* DIRECTIONS FOR THIS TASK
Could you write out every record below exactly, leaving out any pictures?

* DATA PROVIDED

• • •

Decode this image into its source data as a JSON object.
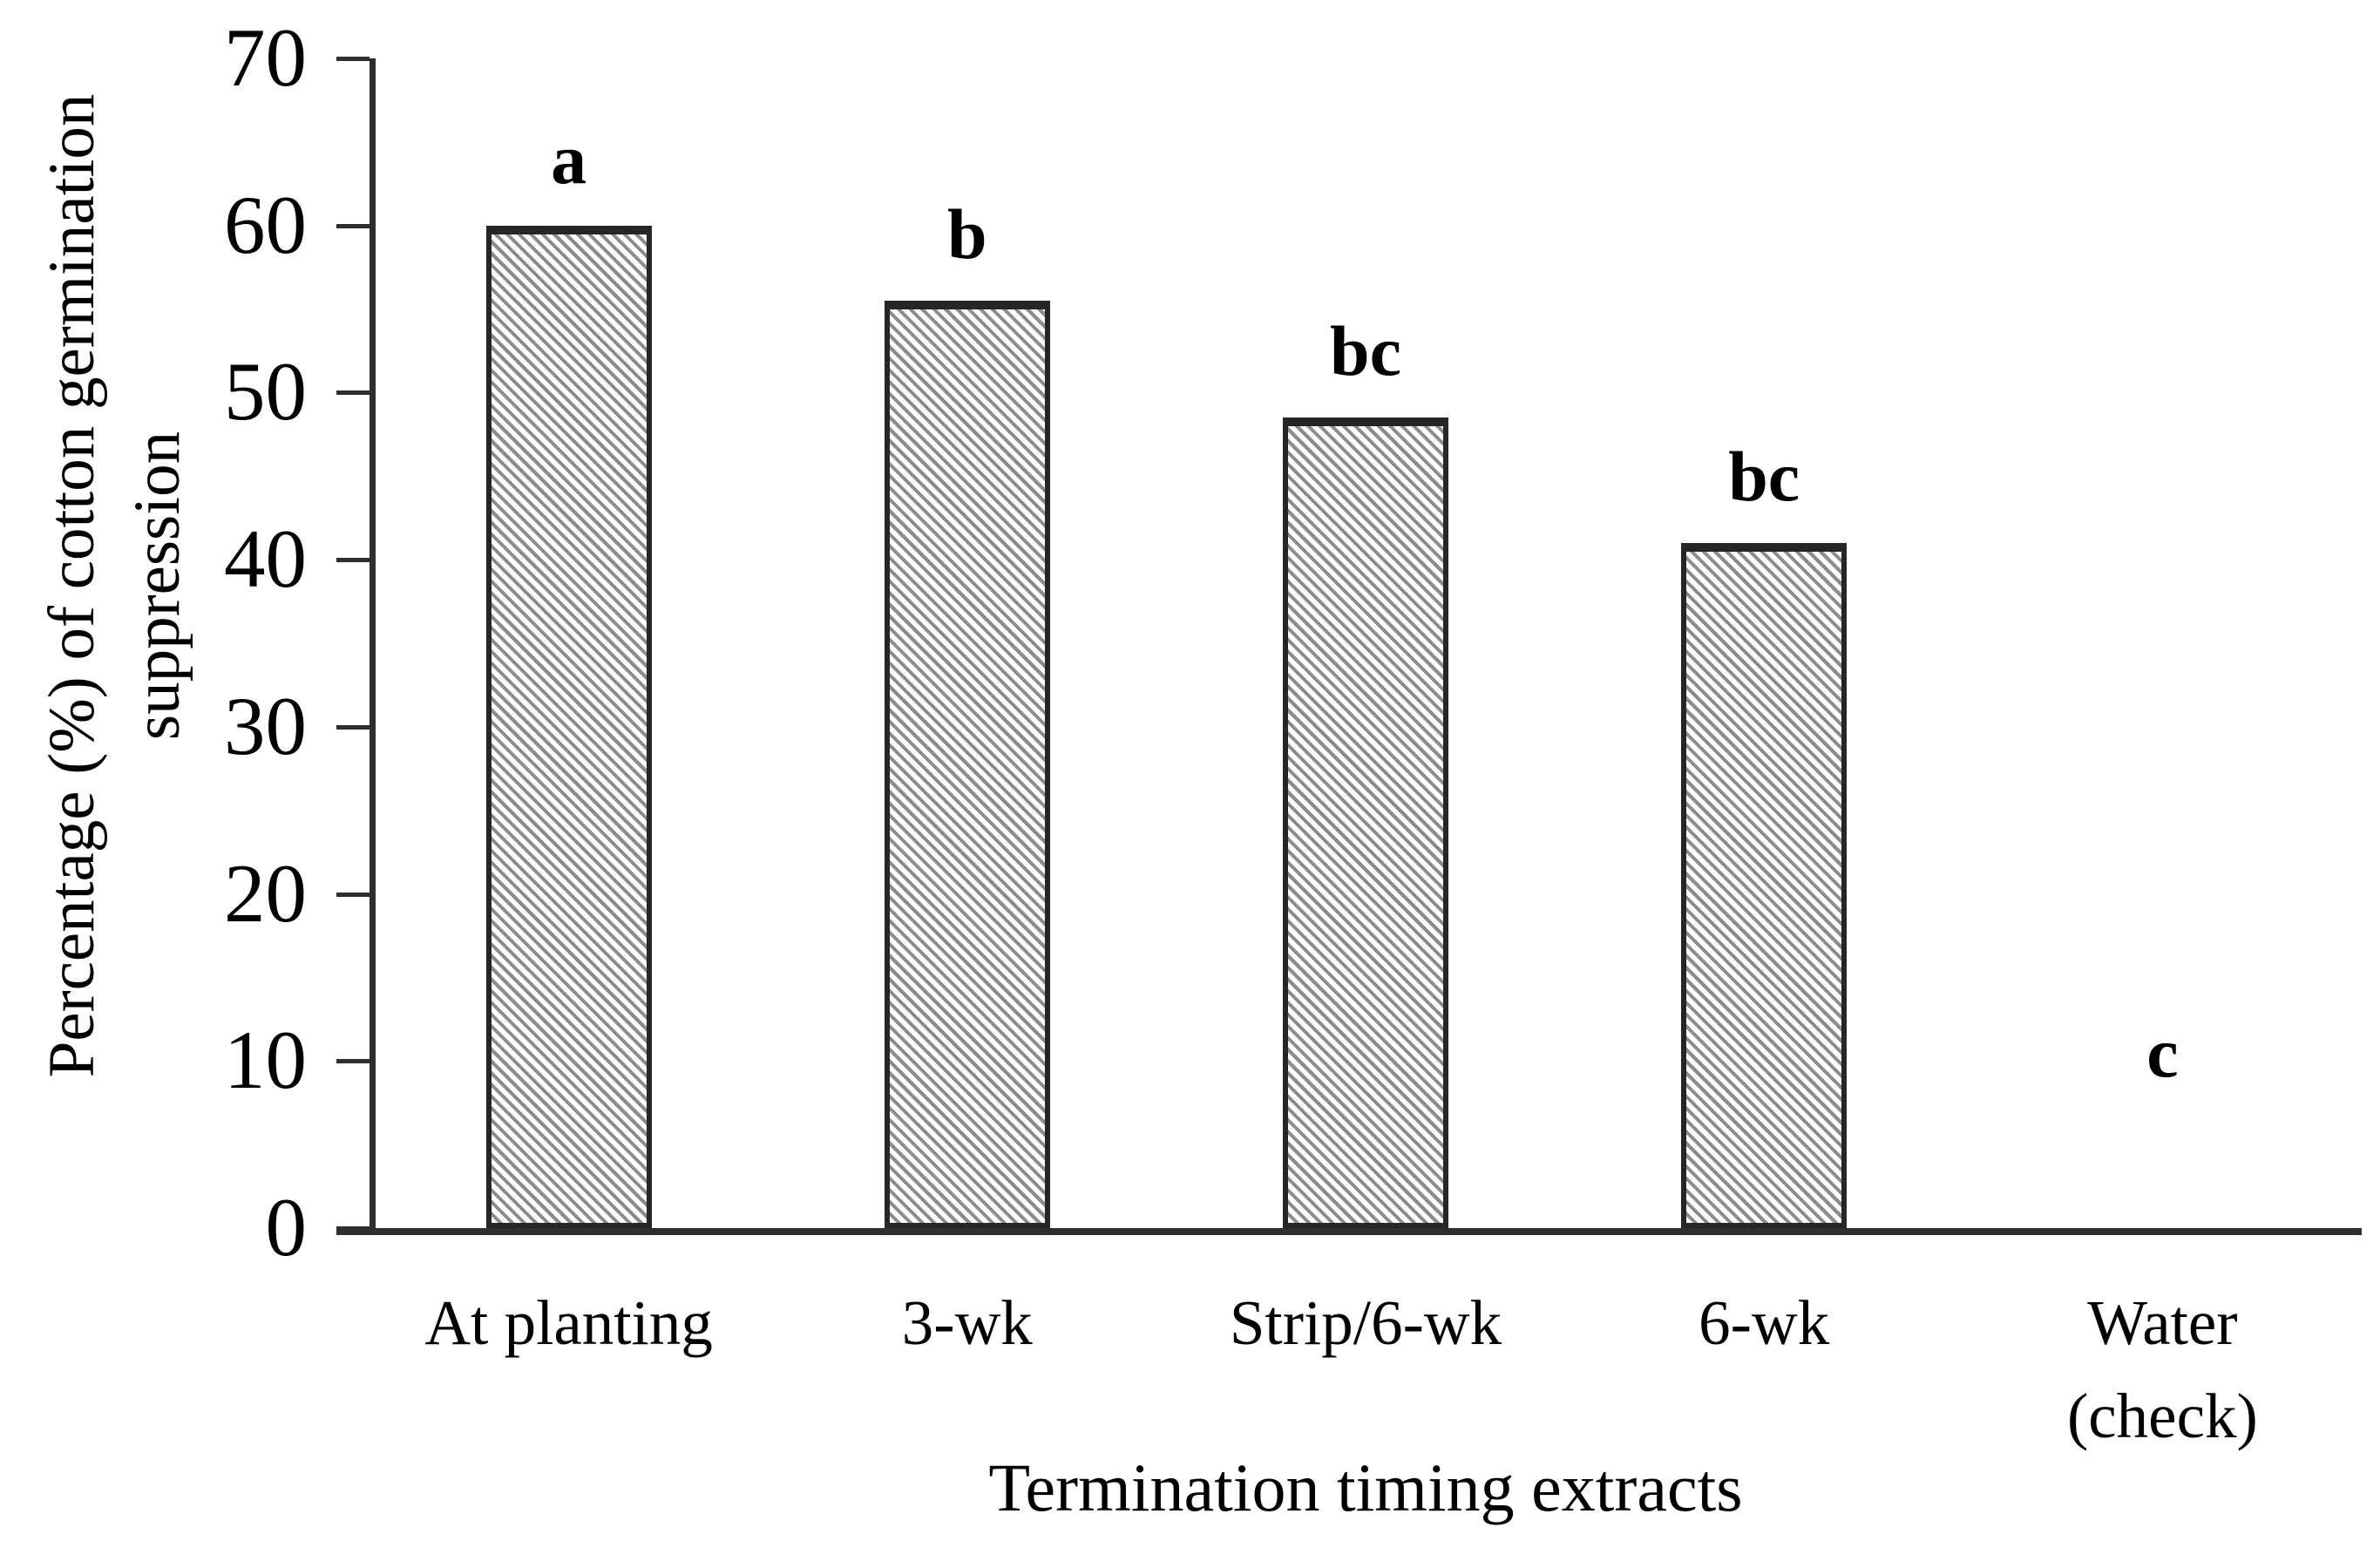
{
  "figure": {
    "background": "#ffffff",
    "text_color": "#000000",
    "axis_color": "#2e2e2e",
    "bar_border_color": "#262626",
    "bar_hatch_line_color": "#8c8c8c",
    "bar_hatch_bg_color": "#ffffff"
  },
  "chart_data": {
    "type": "bar",
    "title": "",
    "xlabel": "Termination timing extracts",
    "ylabel_lines": [
      "Percentage (%) of cotton germination",
      "suppression"
    ],
    "categories": [
      "At planting",
      "3-wk",
      "Strip/6-wk",
      "6-wk",
      "Water\n(check)"
    ],
    "values": [
      60,
      55.5,
      48.5,
      41,
      0
    ],
    "bar_labels": [
      "a",
      "b",
      "bc",
      "bc",
      "c"
    ],
    "yticks": [
      0,
      10,
      20,
      30,
      40,
      50,
      60,
      70
    ],
    "ylim": [
      0,
      70
    ],
    "grid": "off",
    "legend": "none",
    "bar_hatch": "light-downward-diagonal"
  }
}
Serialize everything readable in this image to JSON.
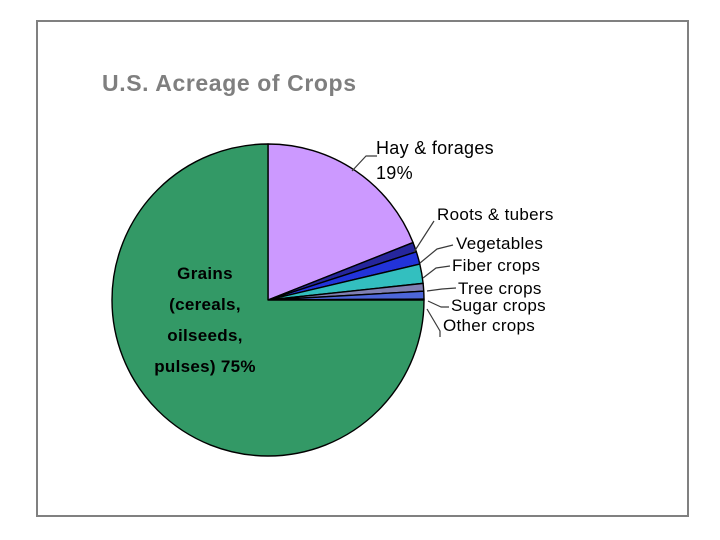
{
  "page": {
    "background": "#FFFFFF",
    "frame_border_color": "#808080"
  },
  "chart_data": {
    "type": "pie",
    "title": "U.S. Acreage of Crops",
    "title_color": "#7F7F7F",
    "legend_position": "none",
    "label_style": "callout labels with leader lines",
    "start_angle_deg": -90,
    "direction": "clockwise",
    "outline_color": "#000000",
    "slices": [
      {
        "label": "Hay & forages",
        "pct": 19,
        "pct_label": "19%",
        "color": "#CC99FF"
      },
      {
        "label": "Roots & tubers",
        "pct": 1.0,
        "color": "#26269C"
      },
      {
        "label": "Vegetables",
        "pct": 1.3,
        "color": "#2233D9"
      },
      {
        "label": "Fiber crops",
        "pct": 2.0,
        "color": "#33BFBF"
      },
      {
        "label": "Tree crops",
        "pct": 0.8,
        "color": "#8080B3"
      },
      {
        "label": "Sugar crops",
        "pct": 0.8,
        "color": "#4D66D9"
      },
      {
        "label": "Other crops",
        "pct": 0.1,
        "color": "#33CCCC"
      },
      {
        "label": "Grains (cereals, oilseeds, pulses)",
        "pct": 75,
        "pct_label": "75%",
        "color": "#339966",
        "block_label": "Grains\n(cereals,\noilseeds,\npulses) 75%"
      }
    ]
  }
}
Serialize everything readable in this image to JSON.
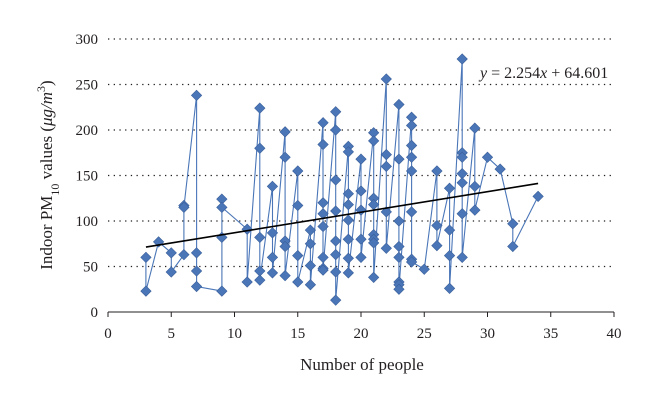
{
  "chart_data": {
    "type": "scatter",
    "title": "",
    "xlabel": "Number of people",
    "ylabel_parts": {
      "main": "Indoor PM",
      "sub": "10",
      "mid": " values (",
      "unit": "μg/m",
      "sup": "3",
      "end": ")"
    },
    "xlim": [
      0,
      40
    ],
    "ylim": [
      0,
      300
    ],
    "xticks": [
      0,
      5,
      10,
      15,
      20,
      25,
      30,
      35,
      40
    ],
    "yticks": [
      0,
      50,
      100,
      150,
      200,
      250,
      300
    ],
    "grid": "horizontal dotted",
    "series": [
      {
        "marker": "diamond",
        "connected": true,
        "color": "#4a76b8",
        "points": [
          [
            3,
            60
          ],
          [
            3,
            23
          ],
          [
            4,
            77
          ],
          [
            5,
            65
          ],
          [
            5,
            44
          ],
          [
            6,
            63
          ],
          [
            6,
            117
          ],
          [
            6,
            115
          ],
          [
            7,
            238
          ],
          [
            7,
            65
          ],
          [
            7,
            45
          ],
          [
            7,
            28
          ],
          [
            9,
            23
          ],
          [
            9,
            82
          ],
          [
            9,
            124
          ],
          [
            9,
            115
          ],
          [
            11,
            91
          ],
          [
            11,
            33
          ],
          [
            12,
            224
          ],
          [
            12,
            180
          ],
          [
            12,
            82
          ],
          [
            12,
            45
          ],
          [
            12,
            35
          ],
          [
            13,
            138
          ],
          [
            13,
            87
          ],
          [
            13,
            60
          ],
          [
            13,
            43
          ],
          [
            14,
            198
          ],
          [
            14,
            170
          ],
          [
            14,
            78
          ],
          [
            14,
            72
          ],
          [
            14,
            40
          ],
          [
            15,
            155
          ],
          [
            15,
            117
          ],
          [
            15,
            62
          ],
          [
            15,
            33
          ],
          [
            16,
            90
          ],
          [
            16,
            75
          ],
          [
            16,
            51
          ],
          [
            16,
            30
          ],
          [
            17,
            208
          ],
          [
            17,
            184
          ],
          [
            17,
            120
          ],
          [
            17,
            108
          ],
          [
            17,
            94
          ],
          [
            17,
            60
          ],
          [
            17,
            48
          ],
          [
            17,
            46
          ],
          [
            18,
            220
          ],
          [
            18,
            200
          ],
          [
            18,
            145
          ],
          [
            18,
            111
          ],
          [
            18,
            78
          ],
          [
            18,
            63
          ],
          [
            18,
            44
          ],
          [
            18,
            13
          ],
          [
            19,
            182
          ],
          [
            19,
            176
          ],
          [
            19,
            130
          ],
          [
            19,
            118
          ],
          [
            19,
            101
          ],
          [
            19,
            80
          ],
          [
            19,
            59
          ],
          [
            19,
            43
          ],
          [
            20,
            168
          ],
          [
            20,
            133
          ],
          [
            20,
            112
          ],
          [
            20,
            80
          ],
          [
            20,
            60
          ],
          [
            21,
            197
          ],
          [
            21,
            188
          ],
          [
            21,
            125
          ],
          [
            21,
            118
          ],
          [
            21,
            85
          ],
          [
            21,
            80
          ],
          [
            21,
            76
          ],
          [
            21,
            38
          ],
          [
            22,
            256
          ],
          [
            22,
            173
          ],
          [
            22,
            160
          ],
          [
            22,
            110
          ],
          [
            22,
            70
          ],
          [
            23,
            228
          ],
          [
            23,
            168
          ],
          [
            23,
            100
          ],
          [
            23,
            72
          ],
          [
            23,
            60
          ],
          [
            23,
            33
          ],
          [
            23,
            30
          ],
          [
            23,
            25
          ],
          [
            24,
            214
          ],
          [
            24,
            205
          ],
          [
            24,
            183
          ],
          [
            24,
            170
          ],
          [
            24,
            155
          ],
          [
            24,
            110
          ],
          [
            24,
            58
          ],
          [
            24,
            55
          ],
          [
            25,
            47
          ],
          [
            26,
            155
          ],
          [
            26,
            95
          ],
          [
            26,
            73
          ],
          [
            27,
            136
          ],
          [
            27,
            90
          ],
          [
            27,
            62
          ],
          [
            27,
            26
          ],
          [
            28,
            278
          ],
          [
            28,
            175
          ],
          [
            28,
            170
          ],
          [
            28,
            152
          ],
          [
            28,
            142
          ],
          [
            28,
            108
          ],
          [
            28,
            60
          ],
          [
            29,
            202
          ],
          [
            29,
            138
          ],
          [
            29,
            112
          ],
          [
            30,
            170
          ],
          [
            31,
            157
          ],
          [
            32,
            97
          ],
          [
            32,
            72
          ],
          [
            34,
            127
          ]
        ]
      }
    ],
    "trendline": {
      "slope": 2.254,
      "intercept": 64.601,
      "x_range": [
        3,
        34
      ],
      "label": "y = 2.254x + 64.601"
    }
  }
}
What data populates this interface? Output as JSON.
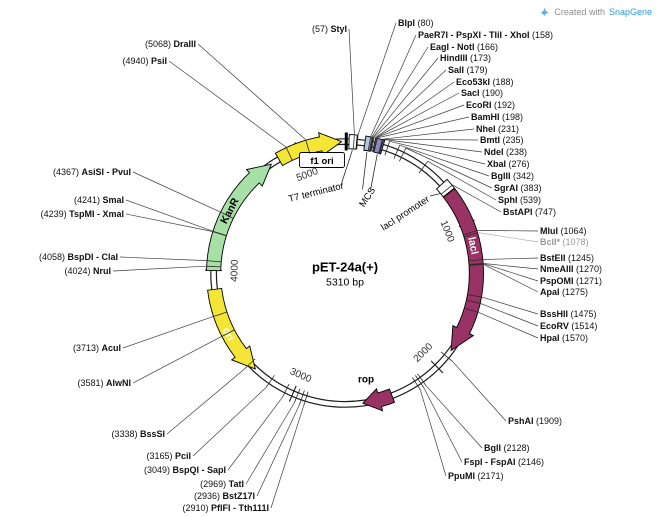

• • •

* EXPECTED ANSWER
Decode this image into its source data as a JSON object.
{
  "figure": {
    "background": "#ffffff",
    "text_color": "#000000",
    "axis_color": "#2e2e2e",
    "bar_border_color": "#262626",
    "bar_hatch_line_color": "#8c8c8c",
    "bar_hatch_bg_color": "#ffffff"
  },
  "chart_data": {
    "type": "bar",
    "title": "",
    "xlabel": "Termination timing extracts",
    "ylabel_lines": [
      "Percentage (%) of cotton germination",
      "suppression"
    ],
    "categories": [
      "At planting",
      "3-wk",
      "Strip/6-wk",
      "6-wk",
      "Water\n(check)"
    ],
    "values": [
      60,
      55.5,
      48.5,
      41,
      0
    ],
    "bar_labels": [
      "a",
      "b",
      "bc",
      "bc",
      "c"
    ],
    "yticks": [
      0,
      10,
      20,
      30,
      40,
      50,
      60,
      70
    ],
    "ylim": [
      0,
      70
    ],
    "grid": "off",
    "legend": "none",
    "bar_hatch": "light-downward-diagonal"
  }
}
Serialize everything readable in this image to JSON.
{
  "page": {
    "background": "#FFFFFF",
    "frame_border_color": "#808080"
  },
  "chart_data": {
    "type": "pie",
    "title": "U.S. Acreage of Crops",
    "title_color": "#7F7F7F",
    "legend_position": "none",
    "label_style": "callout labels with leader lines",
    "start_angle_deg": -90,
    "direction": "clockwise",
    "outline_color": "#000000",
    "slices": [
      {
        "label": "Hay & forages",
        "pct": 19,
        "pct_label": "19%",
        "color": "#CC99FF"
      },
      {
        "label": "Roots & tubers",
        "pct": 1.0,
        "color": "#26269C"
      },
      {
        "label": "Vegetables",
        "pct": 1.3,
        "color": "#2233D9"
      },
      {
        "label": "Fiber crops",
        "pct": 2.0,
        "color": "#33BFBF"
      },
      {
        "label": "Tree crops",
        "pct": 0.8,
        "color": "#8080B3"
      },
      {
        "label": "Sugar crops",
        "pct": 0.8,
        "color": "#4D66D9"
      },
      {
        "label": "Other crops",
        "pct": 0.1,
        "color": "#33CCCC"
      },
      {
        "label": "Grains (cereals, oilseeds, pulses)",
        "pct": 75,
        "pct_label": "75%",
        "color": "#339966",
        "block_label": "Grains\n(cereals,\noilseeds,\npulses) 75%"
      }
    ]
  }
}
Serialize everything readable in this image to JSON.
{
  "chart_data": {
    "type": "scatter",
    "title": "",
    "xlabel": "Number of people",
    "ylabel_parts": {
      "main": "Indoor PM",
      "sub": "10",
      "mid": " values (",
      "unit": "μg/m",
      "sup": "3",
      "end": ")"
    },
    "xlim": [
      0,
      40
    ],
    "ylim": [
      0,
      300
    ],
    "xticks": [
      0,
      5,
      10,
      15,
      20,
      25,
      30,
      35,
      40
    ],
    "yticks": [
      0,
      50,
      100,
      150,
      200,
      250,
      300
    ],
    "grid": "horizontal dotted",
    "series": [
      {
        "marker": "diamond",
        "connected": true,
        "color": "#4a76b8",
        "points": [
          [
            3,
            60
          ],
          [
            3,
            23
          ],
          [
            4,
            77
          ],
          [
            5,
            65
          ],
          [
            5,
            44
          ],
          [
            6,
            63
          ],
          [
            6,
            117
          ],
          [
            6,
            115
          ],
          [
            7,
            238
          ],
          [
            7,
            65
          ],
          [
            7,
            45
          ],
          [
            7,
            28
          ],
          [
            9,
            23
          ],
          [
            9,
            82
          ],
          [
            9,
            124
          ],
          [
            9,
            115
          ],
          [
            11,
            91
          ],
          [
            11,
            33
          ],
          [
            12,
            224
          ],
          [
            12,
            180
          ],
          [
            12,
            82
          ],
          [
            12,
            45
          ],
          [
            12,
            35
          ],
          [
            13,
            138
          ],
          [
            13,
            87
          ],
          [
            13,
            60
          ],
          [
            13,
            43
          ],
          [
            14,
            198
          ],
          [
            14,
            170
          ],
          [
            14,
            78
          ],
          [
            14,
            72
          ],
          [
            14,
            40
          ],
          [
            15,
            155
          ],
          [
            15,
            117
          ],
          [
            15,
            62
          ],
          [
            15,
            33
          ],
          [
            16,
            90
          ],
          [
            16,
            75
          ],
          [
            16,
            51
          ],
          [
            16,
            30
          ],
          [
            17,
            208
          ],
          [
            17,
            184
          ],
          [
            17,
            120
          ],
          [
            17,
            108
          ],
          [
            17,
            94
          ],
          [
            17,
            60
          ],
          [
            17,
            48
          ],
          [
            17,
            46
          ],
          [
            18,
            220
          ],
          [
            18,
            200
          ],
          [
            18,
            145
          ],
          [
            18,
            111
          ],
          [
            18,
            78
          ],
          [
            18,
            63
          ],
          [
            18,
            44
          ],
          [
            18,
            13
          ],
          [
            19,
            182
          ],
          [
            19,
            176
          ],
          [
            19,
            130
          ],
          [
            19,
            118
          ],
          [
            19,
            101
          ],
          [
            19,
            80
          ],
          [
            19,
            59
          ],
          [
            19,
            43
          ],
          [
            20,
            168
          ],
          [
            20,
            133
          ],
          [
            20,
            112
          ],
          [
            20,
            80
          ],
          [
            20,
            60
          ],
          [
            21,
            197
          ],
          [
            21,
            188
          ],
          [
            21,
            125
          ],
          [
            21,
            118
          ],
          [
            21,
            85
          ],
          [
            21,
            80
          ],
          [
            21,
            76
          ],
          [
            21,
            38
          ],
          [
            22,
            256
          ],
          [
            22,
            173
          ],
          [
            22,
            160
          ],
          [
            22,
            110
          ],
          [
            22,
            70
          ],
          [
            23,
            228
          ],
          [
            23,
            168
          ],
          [
            23,
            100
          ],
          [
            23,
            72
          ],
          [
            23,
            60
          ],
          [
            23,
            33
          ],
          [
            23,
            30
          ],
          [
            23,
            25
          ],
          [
            24,
            214
          ],
          [
            24,
            205
          ],
          [
            24,
            183
          ],
          [
            24,
            170
          ],
          [
            24,
            155
          ],
          [
            24,
            110
          ],
          [
            24,
            58
          ],
          [
            24,
            55
          ],
          [
            25,
            47
          ],
          [
            26,
            155
          ],
          [
            26,
            95
          ],
          [
            26,
            73
          ],
          [
            27,
            136
          ],
          [
            27,
            90
          ],
          [
            27,
            62
          ],
          [
            27,
            26
          ],
          [
            28,
            278
          ],
          [
            28,
            175
          ],
          [
            28,
            170
          ],
          [
            28,
            152
          ],
          [
            28,
            142
          ],
          [
            28,
            108
          ],
          [
            28,
            60
          ],
          [
            29,
            202
          ],
          [
            29,
            138
          ],
          [
            29,
            112
          ],
          [
            30,
            170
          ],
          [
            31,
            157
          ],
          [
            32,
            97
          ],
          [
            32,
            72
          ],
          [
            34,
            127
          ]
        ]
      }
    ],
    "trendline": {
      "slope": 2.254,
      "intercept": 64.601,
      "x_range": [
        3,
        34
      ],
      "label": "y = 2.254x + 64.601"
    }
  }
}
What data populates this interface? Output as JSON.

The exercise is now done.